Task prompt → Revise the data below by replacing every instance of "Feeding Chart" with "Feeding Guide", leaving everything else unchanged.

Exercise inputs →
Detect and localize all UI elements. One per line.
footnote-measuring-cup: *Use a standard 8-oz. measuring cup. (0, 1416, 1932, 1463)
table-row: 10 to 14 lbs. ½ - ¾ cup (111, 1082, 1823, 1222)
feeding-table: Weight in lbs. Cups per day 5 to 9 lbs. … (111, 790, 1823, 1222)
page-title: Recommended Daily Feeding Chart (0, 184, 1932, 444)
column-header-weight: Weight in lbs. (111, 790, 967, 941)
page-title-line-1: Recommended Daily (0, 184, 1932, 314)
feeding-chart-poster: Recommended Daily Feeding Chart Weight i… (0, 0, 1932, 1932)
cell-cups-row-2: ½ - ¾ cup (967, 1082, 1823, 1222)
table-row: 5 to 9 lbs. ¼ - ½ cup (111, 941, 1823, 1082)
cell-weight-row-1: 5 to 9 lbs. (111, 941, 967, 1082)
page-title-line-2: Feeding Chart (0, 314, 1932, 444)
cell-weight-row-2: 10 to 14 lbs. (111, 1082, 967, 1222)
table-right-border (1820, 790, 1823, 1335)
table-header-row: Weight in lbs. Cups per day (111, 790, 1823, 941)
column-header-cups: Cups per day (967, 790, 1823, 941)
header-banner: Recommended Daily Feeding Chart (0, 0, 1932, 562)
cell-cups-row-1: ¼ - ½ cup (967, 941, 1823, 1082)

Solution to the problem →
Detect and localize all UI elements. One per line.
footnote-measuring-cup: *Use a standard 8-oz. measuring cup. (0, 1416, 1932, 1463)
table-row: 10 to 14 lbs. ½ - ¾ cup (111, 1082, 1823, 1222)
feeding-table: Weight in lbs. Cups per day 5 to 9 lbs. … (111, 790, 1823, 1222)
page-title: Recommended Daily Feeding Guide (0, 184, 1932, 444)
column-header-weight: Weight in lbs. (111, 790, 967, 941)
page-title-line-1: Recommended Daily (0, 184, 1932, 314)
feeding-chart-poster: Recommended Daily Feeding Guide Weight i… (0, 0, 1932, 1932)
cell-cups-row-2: ½ - ¾ cup (967, 1082, 1823, 1222)
table-row: 5 to 9 lbs. ¼ - ½ cup (111, 941, 1823, 1082)
cell-weight-row-1: 5 to 9 lbs. (111, 941, 967, 1082)
page-title-line-2: Feeding Guide (0, 314, 1932, 444)
cell-weight-row-2: 10 to 14 lbs. (111, 1082, 967, 1222)
table-right-border (1820, 790, 1823, 1335)
table-header-row: Weight in lbs. Cups per day (111, 790, 1823, 941)
column-header-cups: Cups per day (967, 790, 1823, 941)
header-banner: Recommended Daily Feeding Guide (0, 0, 1932, 562)
cell-cups-row-1: ¼ - ½ cup (967, 941, 1823, 1082)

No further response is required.